» DATA FOR THE TASK:
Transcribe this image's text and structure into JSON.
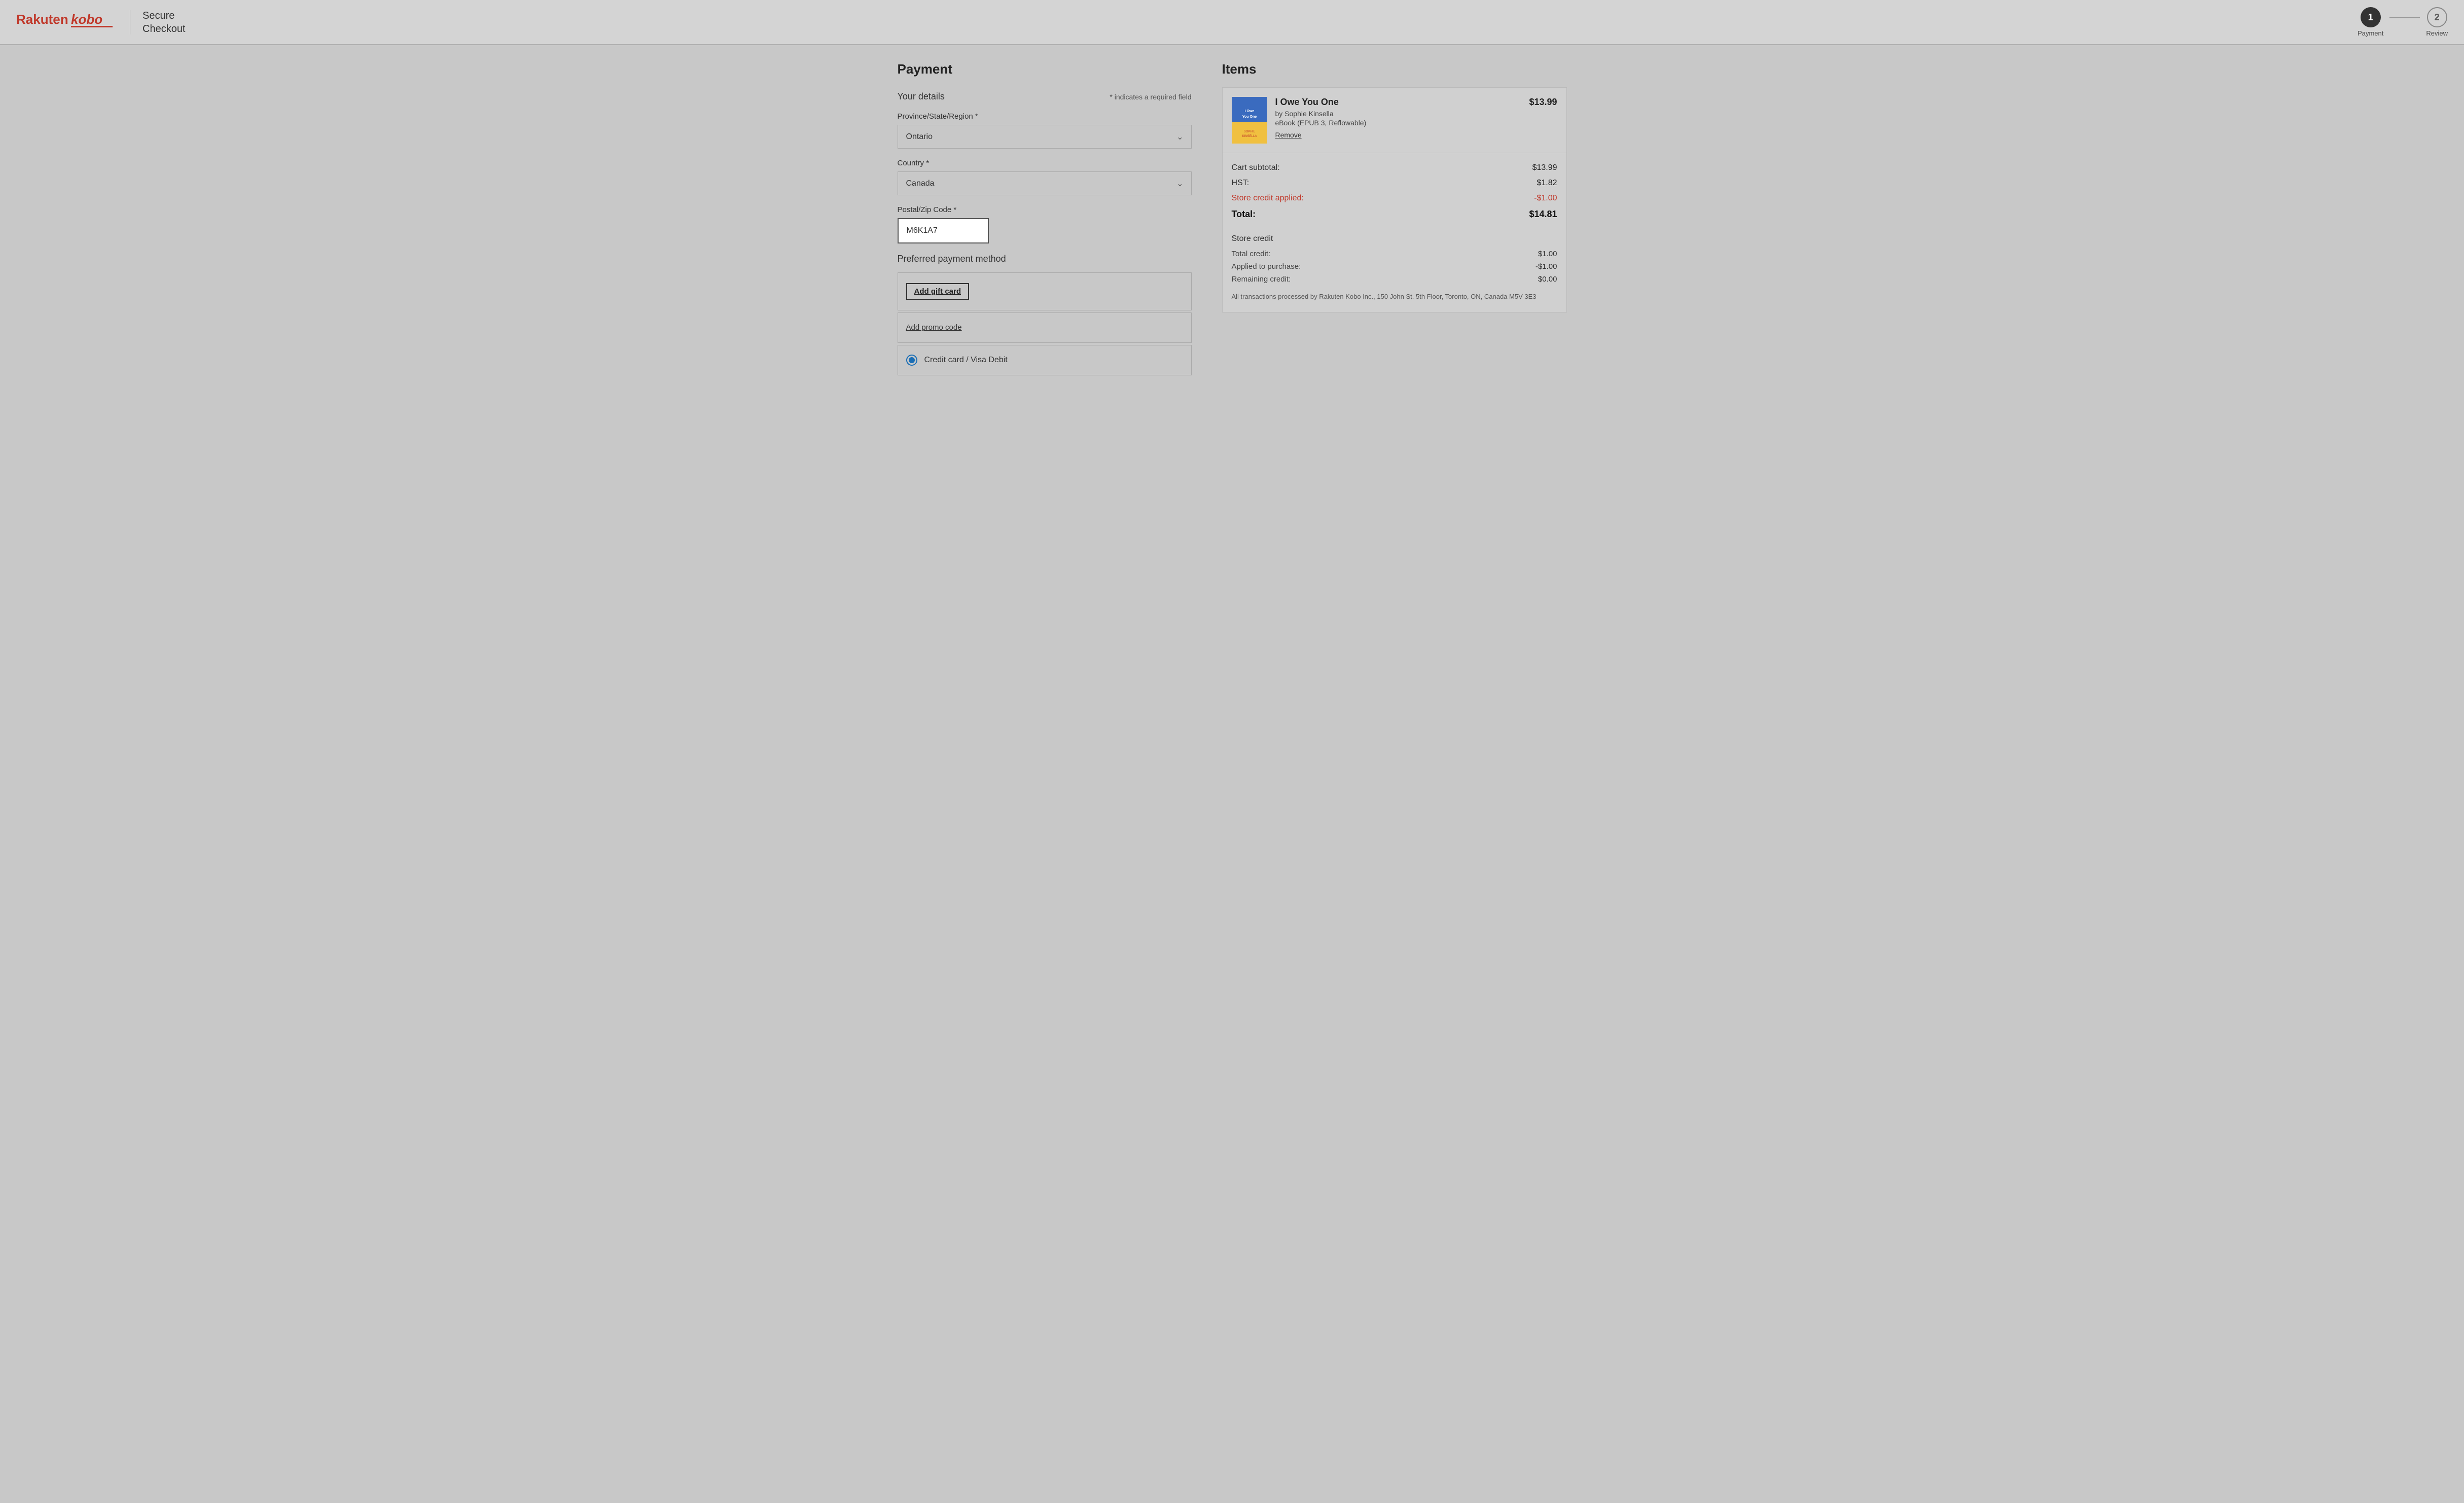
{
  "header": {
    "logo_rakuten": "Rakuten",
    "logo_kobo": "kobo",
    "secure_checkout_line1": "Secure",
    "secure_checkout_line2": "Checkout",
    "steps": [
      {
        "number": "1",
        "label": "Payment",
        "active": true
      },
      {
        "number": "2",
        "label": "Review",
        "active": false
      }
    ]
  },
  "left": {
    "section_title": "Payment",
    "your_details_title": "Your details",
    "required_note": "* indicates a required field",
    "province_label": "Province/State/Region *",
    "province_value": "Ontario",
    "country_label": "Country *",
    "country_value": "Canada",
    "postal_label": "Postal/Zip Code *",
    "postal_value": "M6K1A7",
    "preferred_payment_title": "Preferred payment method",
    "add_gift_card_label": "Add gift card",
    "add_promo_label": "Add promo code",
    "credit_card_label": "Credit card / Visa Debit"
  },
  "right": {
    "section_title": "Items",
    "item": {
      "title": "I Owe You One",
      "author": "by Sophie Kinsella",
      "format": "eBook (EPUB 3, Reflowable)",
      "price": "$13.99",
      "remove_label": "Remove",
      "cover_text": "I Owe You One"
    },
    "cart_subtotal_label": "Cart subtotal:",
    "cart_subtotal_value": "$13.99",
    "hst_label": "HST:",
    "hst_value": "$1.82",
    "store_credit_applied_label": "Store credit applied:",
    "store_credit_applied_value": "-$1.00",
    "total_label": "Total:",
    "total_value": "$14.81",
    "store_credit_section_title": "Store credit",
    "total_credit_label": "Total credit:",
    "total_credit_value": "$1.00",
    "applied_to_purchase_label": "Applied to purchase:",
    "applied_to_purchase_value": "-$1.00",
    "remaining_credit_label": "Remaining credit:",
    "remaining_credit_value": "$0.00",
    "footer_note": "All transactions processed by Rakuten Kobo Inc., 150 John St. 5th Floor, Toronto, ON, Canada M5V 3E3"
  }
}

» TASK PROMPT: Quote every record above exactly, leaving out the pictures.

» OUTPUT FOR THIS TASK:
Transcribe this image's text and structure into JSON.
{
  "header": {
    "logo_rakuten": "Rakuten",
    "logo_kobo": "kobo",
    "secure_checkout_line1": "Secure",
    "secure_checkout_line2": "Checkout",
    "steps": [
      {
        "number": "1",
        "label": "Payment",
        "active": true
      },
      {
        "number": "2",
        "label": "Review",
        "active": false
      }
    ]
  },
  "left": {
    "section_title": "Payment",
    "your_details_title": "Your details",
    "required_note": "* indicates a required field",
    "province_label": "Province/State/Region *",
    "province_value": "Ontario",
    "country_label": "Country *",
    "country_value": "Canada",
    "postal_label": "Postal/Zip Code *",
    "postal_value": "M6K1A7",
    "preferred_payment_title": "Preferred payment method",
    "add_gift_card_label": "Add gift card",
    "add_promo_label": "Add promo code",
    "credit_card_label": "Credit card / Visa Debit"
  },
  "right": {
    "section_title": "Items",
    "item": {
      "title": "I Owe You One",
      "author": "by Sophie Kinsella",
      "format": "eBook (EPUB 3, Reflowable)",
      "price": "$13.99",
      "remove_label": "Remove",
      "cover_text": "I Owe You One"
    },
    "cart_subtotal_label": "Cart subtotal:",
    "cart_subtotal_value": "$13.99",
    "hst_label": "HST:",
    "hst_value": "$1.82",
    "store_credit_applied_label": "Store credit applied:",
    "store_credit_applied_value": "-$1.00",
    "total_label": "Total:",
    "total_value": "$14.81",
    "store_credit_section_title": "Store credit",
    "total_credit_label": "Total credit:",
    "total_credit_value": "$1.00",
    "applied_to_purchase_label": "Applied to purchase:",
    "applied_to_purchase_value": "-$1.00",
    "remaining_credit_label": "Remaining credit:",
    "remaining_credit_value": "$0.00",
    "footer_note": "All transactions processed by Rakuten Kobo Inc., 150 John St. 5th Floor, Toronto, ON, Canada M5V 3E3"
  }
}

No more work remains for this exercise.